◆ **SET TASK**: Your task is to repeat the entries exactly. Leave the pictures out.

◆ **PROVIDED RECORDS**:
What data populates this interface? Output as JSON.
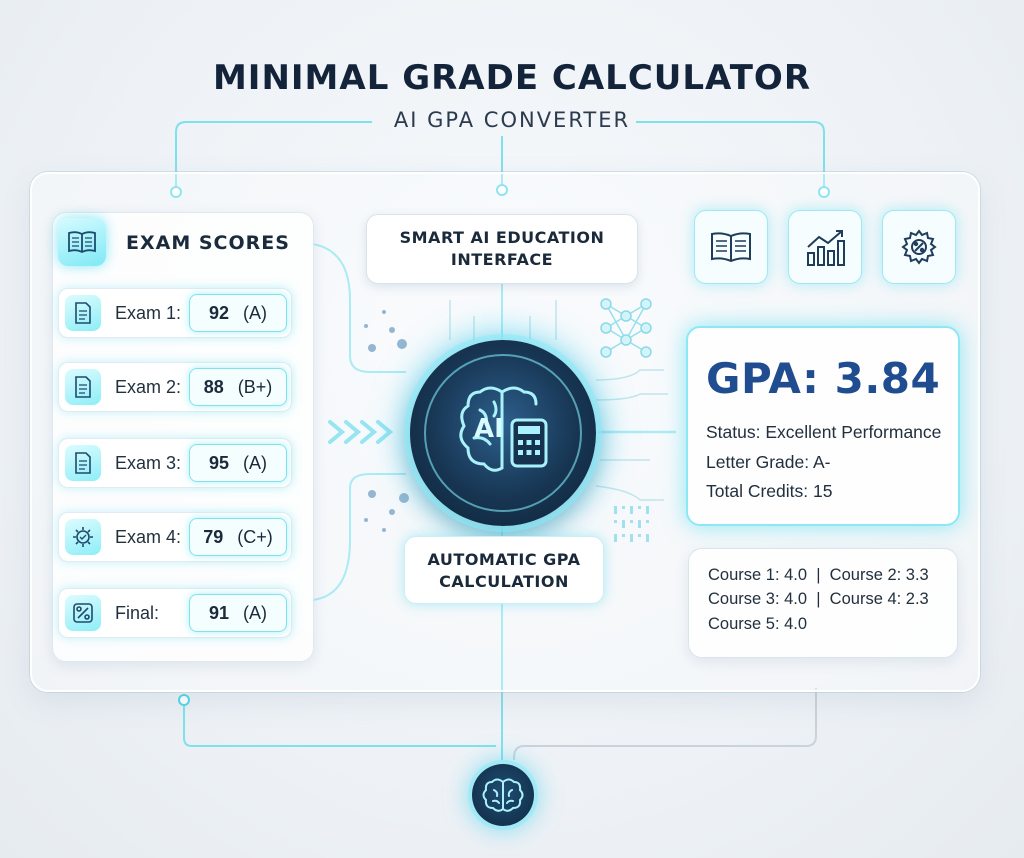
{
  "header": {
    "title": "MINIMAL GRADE CALCULATOR",
    "subtitle": "AI GPA CONVERTER"
  },
  "exam_scores": {
    "title": "EXAM SCORES",
    "icon": "book-icon",
    "items": [
      {
        "label": "Exam 1:",
        "score": "92",
        "grade": "(A)",
        "icon": "document-icon"
      },
      {
        "label": "Exam 2:",
        "score": "88",
        "grade": "(B+)",
        "icon": "document-icon"
      },
      {
        "label": "Exam 3:",
        "score": "95",
        "grade": "(A)",
        "icon": "document-icon"
      },
      {
        "label": "Exam 4:",
        "score": "79",
        "grade": "(C+)",
        "icon": "gear-check-icon"
      },
      {
        "label": "Final:",
        "score": "91",
        "grade": "(A)",
        "icon": "percent-icon"
      }
    ]
  },
  "center": {
    "interface_label_line1": "SMART AI EDUCATION",
    "interface_label_line2": "INTERFACE",
    "core_label": "AI",
    "calculation_label_line1": "AUTOMATIC GPA",
    "calculation_label_line2": "CALCULATION"
  },
  "toolbar": {
    "icons": [
      "book-icon",
      "chart-icon",
      "settings-icon"
    ]
  },
  "result": {
    "gpa": "GPA: 3.84",
    "status": "Status: Excellent Performance",
    "letter_grade": "Letter Grade: A-",
    "total_credits": "Total Credits: 15"
  },
  "courses": {
    "line1": "Course 1: 4.0  |  Course 2: 3.3",
    "line2": "Course 3: 4.0  |  Course 4: 2.3",
    "line3": "Course 5: 4.0"
  },
  "colors": {
    "accent": "#5fe1f0",
    "gpa_text": "#1f4d8f",
    "core_dark": "#173552"
  }
}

◆ **SOLUTION FOR THIS TASK**:
What data populates this interface? Output as JSON.
{
  "header": {
    "title": "MINIMAL GRADE CALCULATOR",
    "subtitle": "AI GPA CONVERTER"
  },
  "exam_scores": {
    "title": "EXAM SCORES",
    "icon": "book-icon",
    "items": [
      {
        "label": "Exam 1:",
        "score": "92",
        "grade": "(A)",
        "icon": "document-icon"
      },
      {
        "label": "Exam 2:",
        "score": "88",
        "grade": "(B+)",
        "icon": "document-icon"
      },
      {
        "label": "Exam 3:",
        "score": "95",
        "grade": "(A)",
        "icon": "document-icon"
      },
      {
        "label": "Exam 4:",
        "score": "79",
        "grade": "(C+)",
        "icon": "gear-check-icon"
      },
      {
        "label": "Final:",
        "score": "91",
        "grade": "(A)",
        "icon": "percent-icon"
      }
    ]
  },
  "center": {
    "interface_label_line1": "SMART AI EDUCATION",
    "interface_label_line2": "INTERFACE",
    "core_label": "AI",
    "calculation_label_line1": "AUTOMATIC GPA",
    "calculation_label_line2": "CALCULATION"
  },
  "toolbar": {
    "icons": [
      "book-icon",
      "chart-icon",
      "settings-icon"
    ]
  },
  "result": {
    "gpa": "GPA: 3.84",
    "status": "Status: Excellent Performance",
    "letter_grade": "Letter Grade: A-",
    "total_credits": "Total Credits: 15"
  },
  "courses": {
    "line1": "Course 1: 4.0  |  Course 2: 3.3",
    "line2": "Course 3: 4.0  |  Course 4: 2.3",
    "line3": "Course 5: 4.0"
  },
  "colors": {
    "accent": "#5fe1f0",
    "gpa_text": "#1f4d8f",
    "core_dark": "#173552"
  }
}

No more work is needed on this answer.